■ **What the task requires**
Repeat each record below exactly as given.
:: Data to process ::
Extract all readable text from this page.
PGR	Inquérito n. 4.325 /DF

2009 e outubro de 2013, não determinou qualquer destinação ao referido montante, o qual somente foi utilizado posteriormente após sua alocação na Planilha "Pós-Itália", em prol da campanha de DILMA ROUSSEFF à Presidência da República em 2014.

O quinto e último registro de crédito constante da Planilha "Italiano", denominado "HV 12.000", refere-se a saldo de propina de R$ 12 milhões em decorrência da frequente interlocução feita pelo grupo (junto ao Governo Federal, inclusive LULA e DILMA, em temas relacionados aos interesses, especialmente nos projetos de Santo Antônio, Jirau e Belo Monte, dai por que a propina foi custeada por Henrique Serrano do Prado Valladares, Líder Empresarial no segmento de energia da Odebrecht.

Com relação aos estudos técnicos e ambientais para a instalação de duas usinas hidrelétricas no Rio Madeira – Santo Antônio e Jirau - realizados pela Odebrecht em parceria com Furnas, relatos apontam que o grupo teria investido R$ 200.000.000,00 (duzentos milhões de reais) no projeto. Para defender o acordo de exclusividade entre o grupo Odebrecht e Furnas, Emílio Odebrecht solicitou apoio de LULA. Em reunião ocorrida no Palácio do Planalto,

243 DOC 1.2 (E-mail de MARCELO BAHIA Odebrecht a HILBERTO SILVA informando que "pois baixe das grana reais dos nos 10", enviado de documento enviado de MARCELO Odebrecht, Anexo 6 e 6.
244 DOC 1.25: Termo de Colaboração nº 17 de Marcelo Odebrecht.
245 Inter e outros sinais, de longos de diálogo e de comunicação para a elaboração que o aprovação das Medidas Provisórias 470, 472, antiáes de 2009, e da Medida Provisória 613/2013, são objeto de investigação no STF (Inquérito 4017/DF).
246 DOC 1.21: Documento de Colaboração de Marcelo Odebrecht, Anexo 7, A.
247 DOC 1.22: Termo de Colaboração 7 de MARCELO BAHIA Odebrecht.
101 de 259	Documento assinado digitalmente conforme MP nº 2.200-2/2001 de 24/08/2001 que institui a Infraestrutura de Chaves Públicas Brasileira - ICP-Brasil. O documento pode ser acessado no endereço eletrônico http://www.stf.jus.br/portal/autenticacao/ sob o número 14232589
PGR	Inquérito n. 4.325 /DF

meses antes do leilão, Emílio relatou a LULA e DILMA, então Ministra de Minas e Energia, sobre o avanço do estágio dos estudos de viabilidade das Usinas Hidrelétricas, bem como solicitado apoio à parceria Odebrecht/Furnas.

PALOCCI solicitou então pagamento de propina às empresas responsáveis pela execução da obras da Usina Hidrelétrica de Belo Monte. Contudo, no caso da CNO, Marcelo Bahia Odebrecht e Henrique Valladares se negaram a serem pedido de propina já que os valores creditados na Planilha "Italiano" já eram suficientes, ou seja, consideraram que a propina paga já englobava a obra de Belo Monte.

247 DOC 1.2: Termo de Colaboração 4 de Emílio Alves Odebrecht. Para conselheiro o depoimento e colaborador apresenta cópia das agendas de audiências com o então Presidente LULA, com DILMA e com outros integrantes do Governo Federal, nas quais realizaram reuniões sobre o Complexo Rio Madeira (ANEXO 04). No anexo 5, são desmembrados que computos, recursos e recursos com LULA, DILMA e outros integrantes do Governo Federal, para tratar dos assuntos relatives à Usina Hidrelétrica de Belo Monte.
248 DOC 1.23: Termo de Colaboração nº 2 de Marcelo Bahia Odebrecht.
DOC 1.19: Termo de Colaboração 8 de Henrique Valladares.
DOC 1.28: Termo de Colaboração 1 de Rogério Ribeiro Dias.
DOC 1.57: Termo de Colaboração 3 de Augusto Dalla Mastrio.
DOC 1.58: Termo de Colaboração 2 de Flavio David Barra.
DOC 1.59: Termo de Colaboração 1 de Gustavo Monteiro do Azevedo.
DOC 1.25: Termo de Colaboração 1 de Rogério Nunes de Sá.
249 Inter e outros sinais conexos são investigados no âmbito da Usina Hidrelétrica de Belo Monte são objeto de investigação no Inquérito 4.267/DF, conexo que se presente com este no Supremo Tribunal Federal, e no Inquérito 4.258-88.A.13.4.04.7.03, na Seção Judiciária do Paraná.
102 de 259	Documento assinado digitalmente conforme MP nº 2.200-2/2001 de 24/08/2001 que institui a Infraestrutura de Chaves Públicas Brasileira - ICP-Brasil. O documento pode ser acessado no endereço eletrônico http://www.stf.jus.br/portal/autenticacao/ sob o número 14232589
:::
■ **Worked answer**
Extract all readable text from this page.
PGR	Inquérito n. 4.325 /DF

2009 e outubro de 2013, não determinou qualquer destinação ao referido montante, o qual somente foi utilizado posteriormente após sua alocação na Planilha "Pós-Itália", em prol da campanha de DILMA ROUSSEFF à Presidência da República em 2014.

O quinto e último registro de crédito constante da Planilha "Italiano", denominado "HV 12.000", refere-se a saldo de propina de R$ 12 milhões em decorrência da frequente interlocução feita pelo grupo (junto ao Governo Federal, inclusive LULA e DILMA, em temas relacionados aos interesses, especialmente nos projetos de Santo Antônio, Jirau e Belo Monte, dai por que a propina foi custeada por Henrique Serrano do Prado Valladares, Líder Empresarial no segmento de energia da Odebrecht.

Com relação aos estudos técnicos e ambientais para a instalação de duas usinas hidrelétricas no Rio Madeira – Santo Antônio e Jirau - realizados pela Odebrecht em parceria com Furnas, relatos apontam que o grupo teria investido R$ 200.000.000,00 (duzentos milhões de reais) no projeto. Para defender o acordo de exclusividade entre o grupo Odebrecht e Furnas, Emílio Odebrecht solicitou apoio de LULA. Em reunião ocorrida no Palácio do Planalto,

243 DOC 1.2 (E-mail de MARCELO BAHIA Odebrecht a HILBERTO SILVA informando que "pois baixe das grana reais dos nos 10", enviado de documento enviado de MARCELO Odebrecht, Anexo 6 e 6.
244 DOC 1.25: Termo de Colaboração nº 17 de Marcelo Odebrecht.
245 Inter e outros sinais, de longos de diálogo e de comunicação para a elaboração que o aprovação das Medidas Provisórias 470, 472, antiáes de 2009, e da Medida Provisória 613/2013, são objeto de investigação no STF (Inquérito 4017/DF).
246 DOC 1.21: Documento de Colaboração de Marcelo Odebrecht, Anexo 7, A.
247 DOC 1.22: Termo de Colaboração 7 de MARCELO BAHIA Odebrecht.
101 de 259	Documento assinado digitalmente conforme MP nº 2.200-2/2001 de 24/08/2001 que institui a Infraestrutura de Chaves Públicas Brasileira - ICP-Brasil. O documento pode ser acessado no endereço eletrônico http://www.stf.jus.br/portal/autenticacao/ sob o número 14232589
PGR	Inquérito n. 4.325 /DF

meses antes do leilão, Emílio relatou a LULA e DILMA, então Ministra de Minas e Energia, sobre o avanço do estágio dos estudos de viabilidade das Usinas Hidrelétricas, bem como solicitado apoio à parceria Odebrecht/Furnas.

PALOCCI solicitou então pagamento de propina às empresas responsáveis pela execução da obras da Usina Hidrelétrica de Belo Monte. Contudo, no caso da CNO, Marcelo Bahia Odebrecht e Henrique Valladares se negaram a serem pedido de propina já que os valores creditados na Planilha "Italiano" já eram suficientes, ou seja, consideraram que a propina paga já englobava a obra de Belo Monte.

247 DOC 1.2: Termo de Colaboração 4 de Emílio Alves Odebrecht. Para conselheiro o depoimento e colaborador apresenta cópia das agendas de audiências com o então Presidente LULA, com DILMA e com outros integrantes do Governo Federal, nas quais realizaram reuniões sobre o Complexo Rio Madeira (ANEXO 04). No anexo 5, são desmembrados que computos, recursos e recursos com LULA, DILMA e outros integrantes do Governo Federal, para tratar dos assuntos relatives à Usina Hidrelétrica de Belo Monte.
248 DOC 1.23: Termo de Colaboração nº 2 de Marcelo Bahia Odebrecht.
DOC 1.19: Termo de Colaboração 8 de Henrique Valladares.
DOC 1.28: Termo de Colaboração 1 de Rogério Ribeiro Dias.
DOC 1.57: Termo de Colaboração 3 de Augusto Dalla Mastrio.
DOC 1.58: Termo de Colaboração 2 de Flavio David Barra.
DOC 1.59: Termo de Colaboração 1 de Gustavo Monteiro do Azevedo.
DOC 1.25: Termo de Colaboração 1 de Rogério Nunes de Sá.
249 Inter e outros sinais conexos são investigados no âmbito da Usina Hidrelétrica de Belo Monte são objeto de investigação no Inquérito 4.267/DF, conexo que se presente com este no Supremo Tribunal Federal, e no Inquérito 4.258-88.A.13.4.04.7.03, na Seção Judiciária do Paraná.
102 de 259	Documento assinado digitalmente conforme MP nº 2.200-2/2001 de 24/08/2001 que institui a Infraestrutura de Chaves Públicas Brasileira - ICP-Brasil. O documento pode ser acessado no endereço eletrônico http://www.stf.jus.br/portal/autenticacao/ sob o número 14232589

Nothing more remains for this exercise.